* What to produce
Repeat all of the material below exactly as written, images excluded.

* Dataset extract
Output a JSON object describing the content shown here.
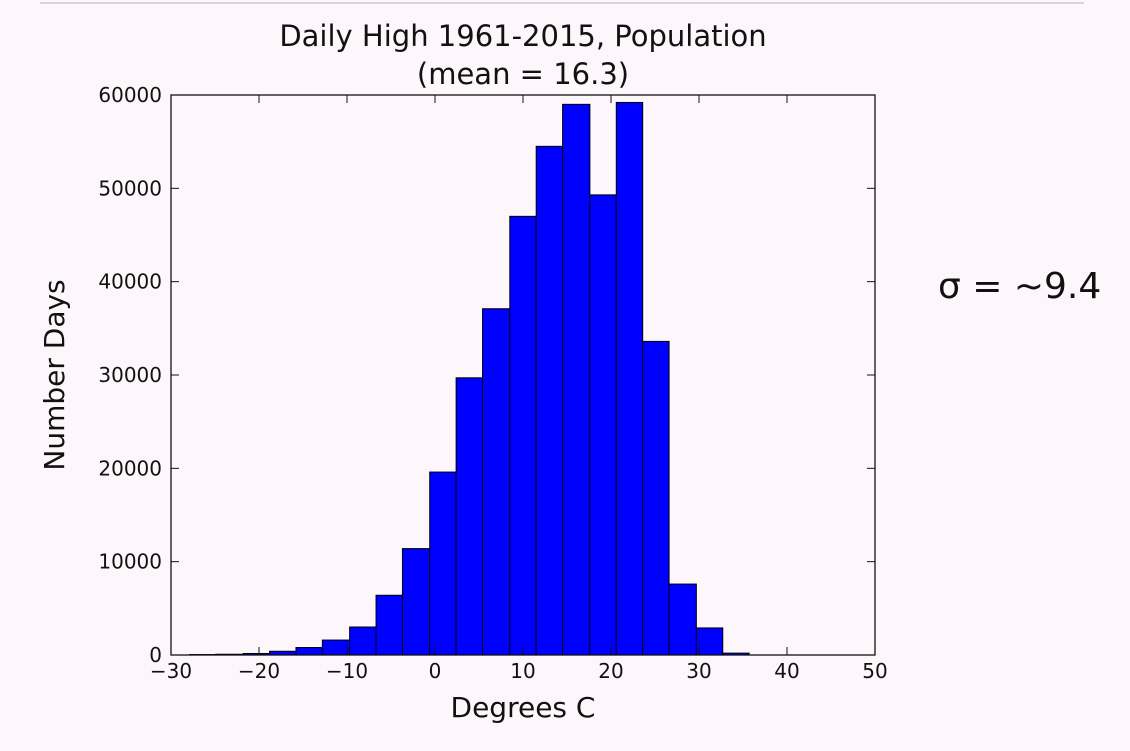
{
  "annotation": {
    "sigma": "σ = ~9.4"
  },
  "chart_data": {
    "type": "bar",
    "title": "Daily High 1961-2015, Population",
    "subtitle": "(mean = 16.3)",
    "xlabel": "Degrees C",
    "ylabel": "Number Days",
    "xlim": [
      -30,
      50
    ],
    "ylim": [
      0,
      60000
    ],
    "xticks": [
      -30,
      -20,
      -10,
      0,
      10,
      20,
      30,
      40,
      50
    ],
    "xtick_labels": [
      "−30",
      "−20",
      "−10",
      "0",
      "10",
      "20",
      "30",
      "40",
      "50"
    ],
    "yticks": [
      0,
      10000,
      20000,
      30000,
      40000,
      50000,
      60000
    ],
    "ytick_labels": [
      "0",
      "10000",
      "20000",
      "30000",
      "40000",
      "50000",
      "60000"
    ],
    "bin_edges": [
      -27.9,
      -24.9,
      -21.8,
      -18.8,
      -15.8,
      -12.8,
      -9.7,
      -6.7,
      -3.7,
      -0.6,
      2.4,
      5.4,
      8.5,
      11.5,
      14.5,
      17.6,
      20.6,
      23.6,
      26.6,
      29.7,
      32.7,
      35.7,
      38.8,
      41.8
    ],
    "values": [
      50,
      80,
      160,
      400,
      800,
      1600,
      3000,
      6400,
      11400,
      19600,
      29700,
      37100,
      47000,
      54500,
      59000,
      49300,
      59200,
      33600,
      7600,
      2900,
      200,
      0,
      0
    ],
    "bar_color": "#0000ff",
    "grid": false
  }
}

* Correct response
Output a JSON object describing the content shown here.
{
  "annotation": {
    "sigma": "σ = ~9.4"
  },
  "chart_data": {
    "type": "bar",
    "title": "Daily High 1961-2015, Population",
    "subtitle": "(mean = 16.3)",
    "xlabel": "Degrees C",
    "ylabel": "Number Days",
    "xlim": [
      -30,
      50
    ],
    "ylim": [
      0,
      60000
    ],
    "xticks": [
      -30,
      -20,
      -10,
      0,
      10,
      20,
      30,
      40,
      50
    ],
    "xtick_labels": [
      "−30",
      "−20",
      "−10",
      "0",
      "10",
      "20",
      "30",
      "40",
      "50"
    ],
    "yticks": [
      0,
      10000,
      20000,
      30000,
      40000,
      50000,
      60000
    ],
    "ytick_labels": [
      "0",
      "10000",
      "20000",
      "30000",
      "40000",
      "50000",
      "60000"
    ],
    "bin_edges": [
      -27.9,
      -24.9,
      -21.8,
      -18.8,
      -15.8,
      -12.8,
      -9.7,
      -6.7,
      -3.7,
      -0.6,
      2.4,
      5.4,
      8.5,
      11.5,
      14.5,
      17.6,
      20.6,
      23.6,
      26.6,
      29.7,
      32.7,
      35.7,
      38.8,
      41.8
    ],
    "values": [
      50,
      80,
      160,
      400,
      800,
      1600,
      3000,
      6400,
      11400,
      19600,
      29700,
      37100,
      47000,
      54500,
      59000,
      49300,
      59200,
      33600,
      7600,
      2900,
      200,
      0,
      0
    ],
    "bar_color": "#0000ff",
    "grid": false
  }
}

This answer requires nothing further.